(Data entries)
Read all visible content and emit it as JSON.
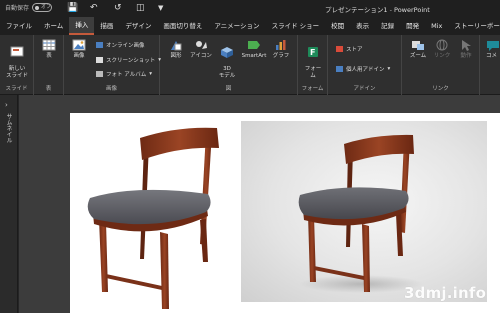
{
  "titlebar": {
    "autosave_label": "自動保存",
    "autosave_state": "オフ",
    "doc_name": "プレゼンテーション1",
    "separator": " - ",
    "app_name": "PowerPoint"
  },
  "tabs": [
    {
      "label": "ファイル"
    },
    {
      "label": "ホーム"
    },
    {
      "label": "挿入",
      "active": true
    },
    {
      "label": "描画"
    },
    {
      "label": "デザイン"
    },
    {
      "label": "画面切り替え"
    },
    {
      "label": "アニメーション"
    },
    {
      "label": "スライド ショー"
    },
    {
      "label": "校閲"
    },
    {
      "label": "表示"
    },
    {
      "label": "記録"
    },
    {
      "label": "開発"
    },
    {
      "label": "Mix"
    },
    {
      "label": "ストーリーボード"
    }
  ],
  "ribbon": {
    "slides": {
      "button": "新しい\nスライド",
      "group": "スライド"
    },
    "tables": {
      "button": "表",
      "group": "表"
    },
    "images": {
      "picture": "画像",
      "online_pictures": "オンライン画像",
      "screenshot": "スクリーンショット",
      "photo_album": "フォト アルバム",
      "group": "画像"
    },
    "illustrations": {
      "shapes": "図形",
      "icons": "アイコン",
      "models3d": "3D\nモデル",
      "smartart": "SmartArt",
      "chart": "グラフ",
      "group": "図"
    },
    "forms": {
      "button": "フォー\nム",
      "group": "フォーム"
    },
    "addins": {
      "store": "ストア",
      "my_addins": "個人用アドイン",
      "group": "アドイン"
    },
    "links": {
      "zoom": "ズーム",
      "link": "リンク",
      "action": "動作",
      "group": "リンク"
    },
    "comments": {
      "button": "コメ"
    }
  },
  "leftpanel": {
    "label": "サムネイル"
  },
  "watermark": "3dmj.info",
  "colors": {
    "accent_tab": "#c55a3b",
    "chair_wood": "#8a3a1f",
    "seat_fabric": "#5a5a60"
  }
}
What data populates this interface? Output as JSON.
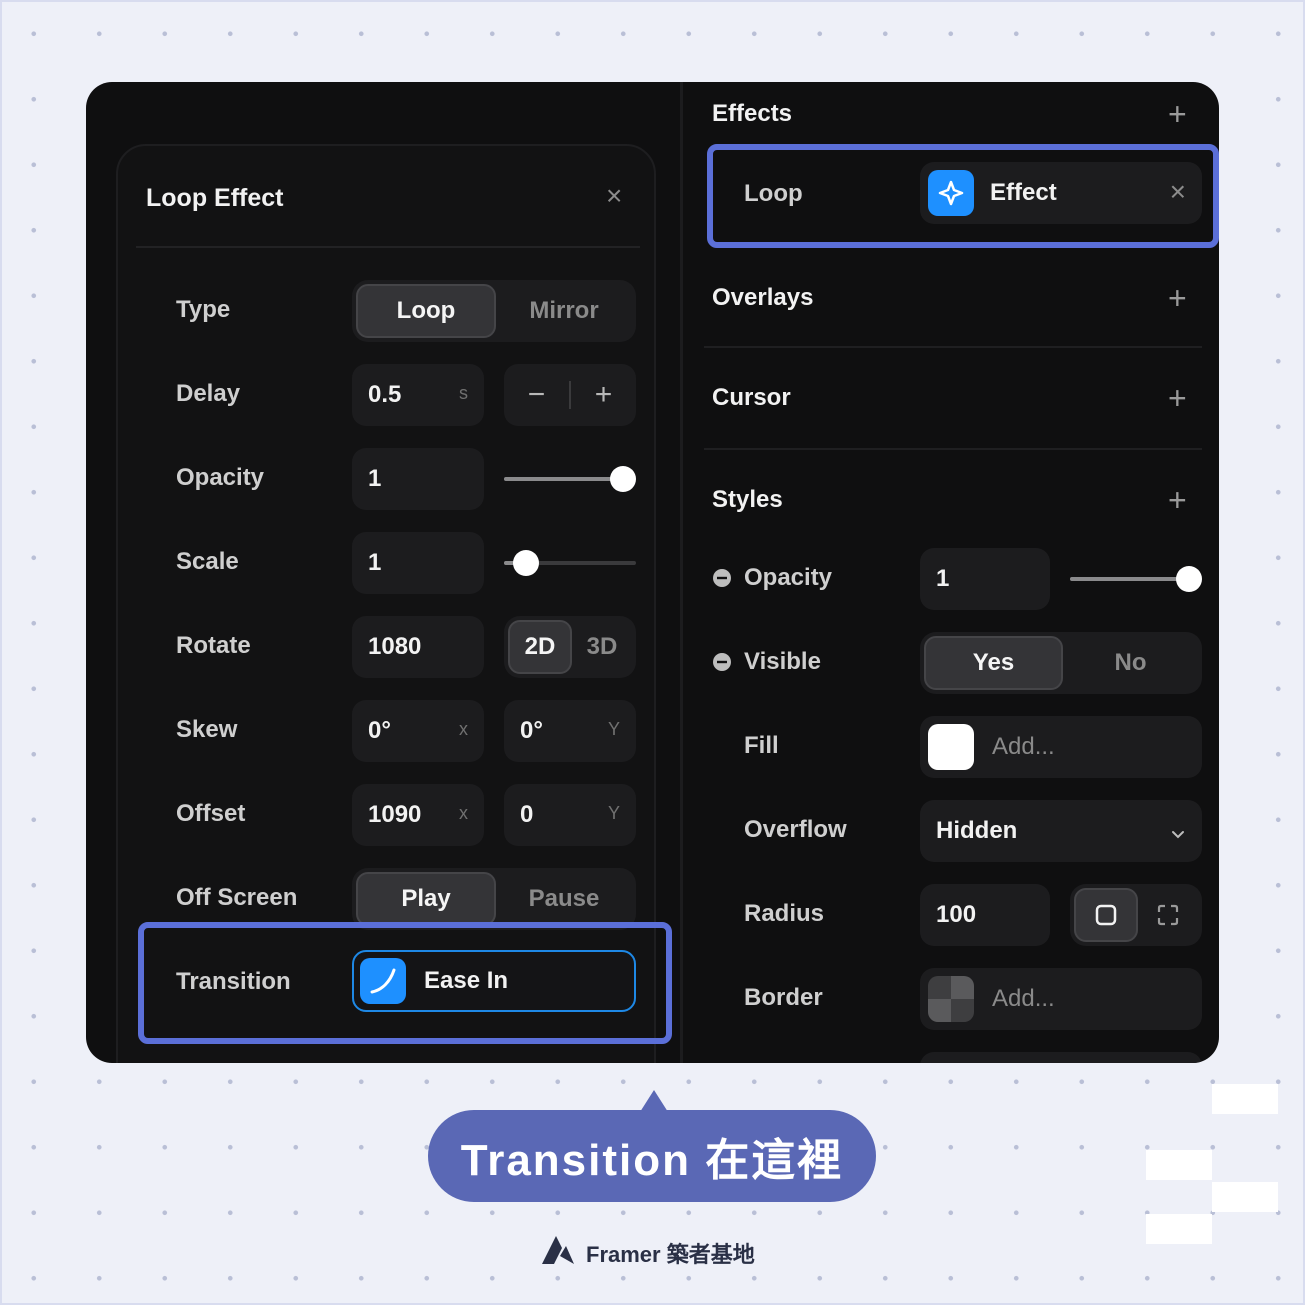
{
  "loop_effect": {
    "title": "Loop Effect",
    "close_icon": "×",
    "type_label": "Type",
    "type_options": [
      "Loop",
      "Mirror"
    ],
    "delay_label": "Delay",
    "delay_value": "0.5",
    "delay_unit": "s",
    "minus": "−",
    "plus": "+",
    "opacity_label": "Opacity",
    "opacity_value": "1",
    "opacity_level": 1.0,
    "scale_label": "Scale",
    "scale_value": "1",
    "scale_level": 0.17,
    "rotate_label": "Rotate",
    "rotate_value": "1080",
    "rotate_modes": [
      "2D",
      "3D"
    ],
    "skew_label": "Skew",
    "skew_x": "0°",
    "skew_y": "0°",
    "x_axis": "x",
    "y_axis": "Y",
    "offset_label": "Offset",
    "offset_x": "1090",
    "offset_y": "0",
    "offscreen_label": "Off Screen",
    "offscreen_options": [
      "Play",
      "Pause"
    ],
    "transition_label": "Transition",
    "transition_value": "Ease In"
  },
  "effects_panel": {
    "effects_title": "Effects",
    "loop_label": "Loop",
    "effect_chip": "Effect",
    "chip_close": "×",
    "overlays_title": "Overlays",
    "cursor_title": "Cursor",
    "styles_title": "Styles",
    "opacity_label": "Opacity",
    "opacity_value": "1",
    "opacity_level": 1.0,
    "visible_label": "Visible",
    "visible_options": [
      "Yes",
      "No"
    ],
    "fill_label": "Fill",
    "fill_placeholder": "Add...",
    "overflow_label": "Overflow",
    "overflow_value": "Hidden",
    "radius_label": "Radius",
    "radius_value": "100",
    "border_label": "Border",
    "border_placeholder": "Add...",
    "plus": "+"
  },
  "caption": {
    "bubble_text": "Transition 在這裡",
    "brand_text": "Framer 築者基地"
  },
  "colors": {
    "accent": "#5b6fd8",
    "blue": "#1e90ff",
    "panel_bg": "#0f0f10",
    "bubble": "#5a68b5"
  }
}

Goal: Transcribe all of the entries word for word, but skip any pictures they contain.

Reply:
Read all visible content and emit it as JSON.
{
  "titlebar": {
    "autosave_label": "自動保存",
    "autosave_state": "オフ",
    "doc_name": "プレゼンテーション1",
    "separator": " - ",
    "app_name": "PowerPoint"
  },
  "tabs": [
    {
      "label": "ファイル"
    },
    {
      "label": "ホーム"
    },
    {
      "label": "挿入",
      "active": true
    },
    {
      "label": "描画"
    },
    {
      "label": "デザイン"
    },
    {
      "label": "画面切り替え"
    },
    {
      "label": "アニメーション"
    },
    {
      "label": "スライド ショー"
    },
    {
      "label": "校閲"
    },
    {
      "label": "表示"
    },
    {
      "label": "記録"
    },
    {
      "label": "開発"
    },
    {
      "label": "Mix"
    },
    {
      "label": "ストーリーボード"
    }
  ],
  "ribbon": {
    "slides": {
      "button": "新しい\nスライド",
      "group": "スライド"
    },
    "tables": {
      "button": "表",
      "group": "表"
    },
    "images": {
      "picture": "画像",
      "online_pictures": "オンライン画像",
      "screenshot": "スクリーンショット",
      "photo_album": "フォト アルバム",
      "group": "画像"
    },
    "illustrations": {
      "shapes": "図形",
      "icons": "アイコン",
      "models3d": "3D\nモデル",
      "smartart": "SmartArt",
      "chart": "グラフ",
      "group": "図"
    },
    "forms": {
      "button": "フォー\nム",
      "group": "フォーム"
    },
    "addins": {
      "store": "ストア",
      "my_addins": "個人用アドイン",
      "group": "アドイン"
    },
    "links": {
      "zoom": "ズーム",
      "link": "リンク",
      "action": "動作",
      "group": "リンク"
    },
    "comments": {
      "button": "コメ"
    }
  },
  "leftpanel": {
    "label": "サムネイル"
  },
  "watermark": "3dmj.info",
  "colors": {
    "accent_tab": "#c55a3b",
    "chair_wood": "#8a3a1f",
    "seat_fabric": "#5a5a60"
  }
}
What data populates this interface? Output as JSON.
{
  "loop_effect": {
    "title": "Loop Effect",
    "close_icon": "×",
    "type_label": "Type",
    "type_options": [
      "Loop",
      "Mirror"
    ],
    "delay_label": "Delay",
    "delay_value": "0.5",
    "delay_unit": "s",
    "minus": "−",
    "plus": "+",
    "opacity_label": "Opacity",
    "opacity_value": "1",
    "opacity_level": 1.0,
    "scale_label": "Scale",
    "scale_value": "1",
    "scale_level": 0.17,
    "rotate_label": "Rotate",
    "rotate_value": "1080",
    "rotate_modes": [
      "2D",
      "3D"
    ],
    "skew_label": "Skew",
    "skew_x": "0°",
    "skew_y": "0°",
    "x_axis": "x",
    "y_axis": "Y",
    "offset_label": "Offset",
    "offset_x": "1090",
    "offset_y": "0",
    "offscreen_label": "Off Screen",
    "offscreen_options": [
      "Play",
      "Pause"
    ],
    "transition_label": "Transition",
    "transition_value": "Ease In"
  },
  "effects_panel": {
    "effects_title": "Effects",
    "loop_label": "Loop",
    "effect_chip": "Effect",
    "chip_close": "×",
    "overlays_title": "Overlays",
    "cursor_title": "Cursor",
    "styles_title": "Styles",
    "opacity_label": "Opacity",
    "opacity_value": "1",
    "opacity_level": 1.0,
    "visible_label": "Visible",
    "visible_options": [
      "Yes",
      "No"
    ],
    "fill_label": "Fill",
    "fill_placeholder": "Add...",
    "overflow_label": "Overflow",
    "overflow_value": "Hidden",
    "radius_label": "Radius",
    "radius_value": "100",
    "border_label": "Border",
    "border_placeholder": "Add...",
    "plus": "+"
  },
  "caption": {
    "bubble_text": "Transition 在這裡",
    "brand_text": "Framer 築者基地"
  },
  "colors": {
    "accent": "#5b6fd8",
    "blue": "#1e90ff",
    "panel_bg": "#0f0f10",
    "bubble": "#5a68b5"
  }
}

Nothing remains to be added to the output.